▸ **Objetivo da tarefa**
Atualize o texto sobre a vacinação contra a Covid-19, reproduzindo tudo desde "A publicação recorre" até "New York Times." com "osteopata" substituído por "médico".

A vacinação contra a Covid-19 tem feito correr muita tinta nas redes sociais e no início de junho começaram a circular publicações no Facebook alertando para os alegados riscos nas transfusões de sangue recebidas a partir de dadores que tenham recebido vacinas de mRNA contra a Covid-19. “Um estudo pré-impresso japonês alertou sobre os riscos da transfusão de sangue de recetores da vacina Covid para outros pacientes, indicando que isso pode causar riscos significativos à saúde, incluindo a morte”, lê-se num dos posts. Terá esta informação alguma base factual?

A publicação recorre a um artigo, de origem não identificada, em que surge citado o conhecido osteopata norte-americano Joseph Mercola, um conhecido propagandista contra as vacinas anti-Covid, que as considera “uma fraude” e que, acrescenta, “alteram a codificação genética” das pessoas. No final de 2022, já tinha publicado centenas de textos no Facebook (replicados depois em massa não só nessa rede social como noutras) com desinformação sobre as vacinas, nota o New York Times.

▸ **Excerto de dados**

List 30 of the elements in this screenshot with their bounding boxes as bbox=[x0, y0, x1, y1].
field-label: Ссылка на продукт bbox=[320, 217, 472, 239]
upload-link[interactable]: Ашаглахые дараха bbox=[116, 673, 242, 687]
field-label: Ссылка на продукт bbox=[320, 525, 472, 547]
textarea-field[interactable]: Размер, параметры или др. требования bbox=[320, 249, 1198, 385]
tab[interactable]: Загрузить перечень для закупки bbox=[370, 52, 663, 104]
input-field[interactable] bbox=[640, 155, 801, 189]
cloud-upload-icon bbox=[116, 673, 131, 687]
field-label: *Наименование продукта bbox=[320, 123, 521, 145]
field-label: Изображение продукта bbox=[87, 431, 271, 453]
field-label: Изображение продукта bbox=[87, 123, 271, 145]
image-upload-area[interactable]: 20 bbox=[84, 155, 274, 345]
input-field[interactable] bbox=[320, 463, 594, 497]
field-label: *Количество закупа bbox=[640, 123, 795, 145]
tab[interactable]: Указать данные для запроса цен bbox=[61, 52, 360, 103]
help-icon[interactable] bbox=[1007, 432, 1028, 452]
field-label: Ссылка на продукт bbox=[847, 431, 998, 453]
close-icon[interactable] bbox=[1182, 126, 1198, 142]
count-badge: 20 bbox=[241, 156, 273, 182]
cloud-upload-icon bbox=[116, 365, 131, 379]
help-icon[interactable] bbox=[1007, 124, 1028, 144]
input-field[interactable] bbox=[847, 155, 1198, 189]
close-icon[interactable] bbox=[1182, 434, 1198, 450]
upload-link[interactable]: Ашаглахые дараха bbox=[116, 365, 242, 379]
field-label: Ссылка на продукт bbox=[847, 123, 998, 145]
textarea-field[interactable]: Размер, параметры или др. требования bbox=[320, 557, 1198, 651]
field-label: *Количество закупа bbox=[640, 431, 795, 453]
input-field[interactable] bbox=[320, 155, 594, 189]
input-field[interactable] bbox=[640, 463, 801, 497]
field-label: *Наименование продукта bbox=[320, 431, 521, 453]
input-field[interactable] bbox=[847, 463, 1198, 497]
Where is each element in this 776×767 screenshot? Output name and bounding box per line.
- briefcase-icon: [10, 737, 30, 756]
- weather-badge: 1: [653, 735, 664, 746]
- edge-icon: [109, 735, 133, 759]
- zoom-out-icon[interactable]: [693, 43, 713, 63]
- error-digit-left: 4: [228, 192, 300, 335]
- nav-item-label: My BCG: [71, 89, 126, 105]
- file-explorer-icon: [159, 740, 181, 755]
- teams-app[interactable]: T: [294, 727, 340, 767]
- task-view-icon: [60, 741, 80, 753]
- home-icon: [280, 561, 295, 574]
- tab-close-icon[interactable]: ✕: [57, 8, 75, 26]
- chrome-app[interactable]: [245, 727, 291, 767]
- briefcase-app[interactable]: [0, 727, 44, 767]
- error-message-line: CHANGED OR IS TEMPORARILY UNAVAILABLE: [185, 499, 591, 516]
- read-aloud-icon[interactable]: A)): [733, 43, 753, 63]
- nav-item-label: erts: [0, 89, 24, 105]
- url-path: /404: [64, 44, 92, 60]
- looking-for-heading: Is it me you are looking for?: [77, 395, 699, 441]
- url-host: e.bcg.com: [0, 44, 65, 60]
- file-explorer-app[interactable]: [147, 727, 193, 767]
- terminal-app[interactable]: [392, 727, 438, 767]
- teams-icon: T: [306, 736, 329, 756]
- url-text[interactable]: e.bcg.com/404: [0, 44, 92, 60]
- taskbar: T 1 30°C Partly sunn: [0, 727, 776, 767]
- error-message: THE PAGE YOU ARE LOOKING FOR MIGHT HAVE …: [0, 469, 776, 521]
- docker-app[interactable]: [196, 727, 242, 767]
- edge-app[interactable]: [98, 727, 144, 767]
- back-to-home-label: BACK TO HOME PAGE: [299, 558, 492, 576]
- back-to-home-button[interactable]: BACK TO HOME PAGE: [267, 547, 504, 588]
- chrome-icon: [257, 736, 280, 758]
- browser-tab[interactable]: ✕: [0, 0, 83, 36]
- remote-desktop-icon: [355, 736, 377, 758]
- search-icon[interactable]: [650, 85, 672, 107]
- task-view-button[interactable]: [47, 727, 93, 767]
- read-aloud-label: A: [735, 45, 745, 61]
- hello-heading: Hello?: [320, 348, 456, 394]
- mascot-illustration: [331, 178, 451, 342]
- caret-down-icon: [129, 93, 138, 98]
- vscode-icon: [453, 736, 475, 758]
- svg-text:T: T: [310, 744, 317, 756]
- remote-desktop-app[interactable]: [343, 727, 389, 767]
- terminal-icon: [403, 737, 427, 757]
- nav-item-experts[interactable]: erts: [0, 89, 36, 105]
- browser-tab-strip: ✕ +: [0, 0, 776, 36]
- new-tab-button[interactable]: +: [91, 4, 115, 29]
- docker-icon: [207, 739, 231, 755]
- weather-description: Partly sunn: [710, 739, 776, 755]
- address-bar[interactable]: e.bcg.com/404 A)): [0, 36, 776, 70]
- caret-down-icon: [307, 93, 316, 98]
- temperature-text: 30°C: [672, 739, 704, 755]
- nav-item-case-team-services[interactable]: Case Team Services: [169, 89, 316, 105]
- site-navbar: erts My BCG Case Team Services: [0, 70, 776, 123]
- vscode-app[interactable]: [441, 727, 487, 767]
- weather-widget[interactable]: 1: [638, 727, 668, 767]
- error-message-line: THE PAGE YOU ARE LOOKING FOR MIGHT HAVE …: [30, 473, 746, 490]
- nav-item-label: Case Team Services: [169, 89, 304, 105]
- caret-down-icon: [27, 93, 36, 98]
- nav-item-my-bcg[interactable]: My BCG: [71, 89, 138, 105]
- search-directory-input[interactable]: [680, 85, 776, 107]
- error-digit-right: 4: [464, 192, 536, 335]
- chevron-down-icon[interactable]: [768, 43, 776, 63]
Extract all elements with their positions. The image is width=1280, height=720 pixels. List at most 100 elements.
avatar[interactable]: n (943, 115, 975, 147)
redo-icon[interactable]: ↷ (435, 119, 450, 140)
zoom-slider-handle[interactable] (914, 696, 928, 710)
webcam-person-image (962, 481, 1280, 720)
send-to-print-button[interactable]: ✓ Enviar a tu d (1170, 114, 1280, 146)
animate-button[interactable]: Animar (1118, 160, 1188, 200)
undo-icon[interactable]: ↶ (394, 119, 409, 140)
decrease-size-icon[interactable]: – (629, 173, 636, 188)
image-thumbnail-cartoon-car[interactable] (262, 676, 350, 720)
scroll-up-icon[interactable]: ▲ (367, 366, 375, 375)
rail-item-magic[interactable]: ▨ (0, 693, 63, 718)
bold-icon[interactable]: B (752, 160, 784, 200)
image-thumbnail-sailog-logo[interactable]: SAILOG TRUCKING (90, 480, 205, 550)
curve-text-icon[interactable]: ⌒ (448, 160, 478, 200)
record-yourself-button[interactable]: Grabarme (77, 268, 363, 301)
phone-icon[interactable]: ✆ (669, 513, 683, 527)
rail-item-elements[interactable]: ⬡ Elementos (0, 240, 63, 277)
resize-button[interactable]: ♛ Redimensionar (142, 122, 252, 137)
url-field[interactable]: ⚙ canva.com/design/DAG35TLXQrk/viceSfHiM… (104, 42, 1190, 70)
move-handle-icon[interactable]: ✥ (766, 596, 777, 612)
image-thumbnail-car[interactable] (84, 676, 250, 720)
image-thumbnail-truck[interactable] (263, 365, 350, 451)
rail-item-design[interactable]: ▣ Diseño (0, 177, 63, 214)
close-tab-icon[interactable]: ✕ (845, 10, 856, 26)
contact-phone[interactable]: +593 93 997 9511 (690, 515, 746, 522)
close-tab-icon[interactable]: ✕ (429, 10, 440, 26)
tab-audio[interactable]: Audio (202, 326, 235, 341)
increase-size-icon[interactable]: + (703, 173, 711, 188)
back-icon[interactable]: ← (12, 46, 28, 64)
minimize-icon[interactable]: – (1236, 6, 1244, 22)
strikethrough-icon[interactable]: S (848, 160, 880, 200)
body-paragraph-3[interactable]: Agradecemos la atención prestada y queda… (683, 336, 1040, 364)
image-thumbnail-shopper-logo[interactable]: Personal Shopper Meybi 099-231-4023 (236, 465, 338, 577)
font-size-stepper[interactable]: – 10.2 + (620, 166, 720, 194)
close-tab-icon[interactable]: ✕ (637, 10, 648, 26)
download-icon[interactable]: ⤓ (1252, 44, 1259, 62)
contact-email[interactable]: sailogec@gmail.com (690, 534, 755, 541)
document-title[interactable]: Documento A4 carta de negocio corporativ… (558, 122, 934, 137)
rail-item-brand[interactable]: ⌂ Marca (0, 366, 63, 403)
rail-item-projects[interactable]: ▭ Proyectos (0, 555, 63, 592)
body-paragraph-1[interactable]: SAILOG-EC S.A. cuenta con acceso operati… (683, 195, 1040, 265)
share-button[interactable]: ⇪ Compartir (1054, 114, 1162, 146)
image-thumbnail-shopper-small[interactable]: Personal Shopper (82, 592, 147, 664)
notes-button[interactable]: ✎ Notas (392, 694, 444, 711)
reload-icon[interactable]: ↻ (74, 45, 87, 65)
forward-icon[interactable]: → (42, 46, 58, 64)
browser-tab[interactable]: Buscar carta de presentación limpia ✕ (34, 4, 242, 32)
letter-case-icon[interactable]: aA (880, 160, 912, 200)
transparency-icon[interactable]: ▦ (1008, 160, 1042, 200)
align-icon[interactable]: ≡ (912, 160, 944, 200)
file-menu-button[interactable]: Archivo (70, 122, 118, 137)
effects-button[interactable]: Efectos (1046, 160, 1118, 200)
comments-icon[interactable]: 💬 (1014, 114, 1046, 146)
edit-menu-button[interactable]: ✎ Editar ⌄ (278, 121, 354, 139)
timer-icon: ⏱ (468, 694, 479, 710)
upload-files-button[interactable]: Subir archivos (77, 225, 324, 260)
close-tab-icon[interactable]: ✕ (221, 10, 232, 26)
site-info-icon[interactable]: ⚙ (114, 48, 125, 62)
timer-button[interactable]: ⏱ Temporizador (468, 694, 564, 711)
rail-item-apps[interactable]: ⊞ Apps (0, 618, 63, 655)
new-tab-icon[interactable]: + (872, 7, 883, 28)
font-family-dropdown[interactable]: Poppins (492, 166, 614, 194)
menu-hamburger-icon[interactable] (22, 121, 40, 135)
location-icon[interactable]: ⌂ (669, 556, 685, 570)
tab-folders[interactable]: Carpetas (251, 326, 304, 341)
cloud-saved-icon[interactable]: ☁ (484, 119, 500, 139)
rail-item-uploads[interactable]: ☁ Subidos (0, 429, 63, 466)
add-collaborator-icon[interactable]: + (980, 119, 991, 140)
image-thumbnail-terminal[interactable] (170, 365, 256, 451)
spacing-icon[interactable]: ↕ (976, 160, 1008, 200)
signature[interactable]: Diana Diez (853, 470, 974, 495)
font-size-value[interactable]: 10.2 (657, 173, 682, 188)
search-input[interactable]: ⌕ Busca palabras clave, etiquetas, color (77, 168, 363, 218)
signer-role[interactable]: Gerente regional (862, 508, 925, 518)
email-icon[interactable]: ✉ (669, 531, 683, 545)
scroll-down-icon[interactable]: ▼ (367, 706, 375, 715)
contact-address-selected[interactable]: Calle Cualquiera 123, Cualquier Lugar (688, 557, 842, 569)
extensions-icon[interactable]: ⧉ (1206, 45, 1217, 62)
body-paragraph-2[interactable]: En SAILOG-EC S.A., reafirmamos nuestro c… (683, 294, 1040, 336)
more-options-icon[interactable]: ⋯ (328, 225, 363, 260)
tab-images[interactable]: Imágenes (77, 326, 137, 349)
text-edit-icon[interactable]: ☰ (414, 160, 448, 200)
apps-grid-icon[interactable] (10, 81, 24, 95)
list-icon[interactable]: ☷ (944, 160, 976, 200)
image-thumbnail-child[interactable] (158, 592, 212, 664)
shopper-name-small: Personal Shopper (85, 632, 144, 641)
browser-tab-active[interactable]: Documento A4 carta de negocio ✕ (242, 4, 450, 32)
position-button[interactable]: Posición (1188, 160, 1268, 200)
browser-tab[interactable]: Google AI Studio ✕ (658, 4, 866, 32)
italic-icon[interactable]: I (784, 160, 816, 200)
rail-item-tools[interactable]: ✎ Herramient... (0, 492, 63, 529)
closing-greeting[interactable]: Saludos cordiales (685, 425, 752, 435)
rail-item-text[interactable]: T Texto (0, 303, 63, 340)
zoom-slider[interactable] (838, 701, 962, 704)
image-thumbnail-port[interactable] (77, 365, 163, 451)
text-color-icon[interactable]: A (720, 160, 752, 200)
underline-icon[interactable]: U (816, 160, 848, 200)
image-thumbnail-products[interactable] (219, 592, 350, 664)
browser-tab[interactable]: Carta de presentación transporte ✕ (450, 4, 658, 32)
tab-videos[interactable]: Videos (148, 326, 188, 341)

▸ **Resolução do exercício**
A publicação recorre a um artigo, de origem não identificada, em que surge citado o conhecido médico norte-americano Joseph Mercola, um conhecido propagandista contra as vacinas anti-Covid, que as considera “uma fraude” e que, acrescenta, “alteram a codificação genética” das pessoas. No final de 2022, já tinha publicado centenas de textos no Facebook (replicados depois em massa não só nessa rede social como noutras) com desinformação sobre as vacinas, nota o New York Times.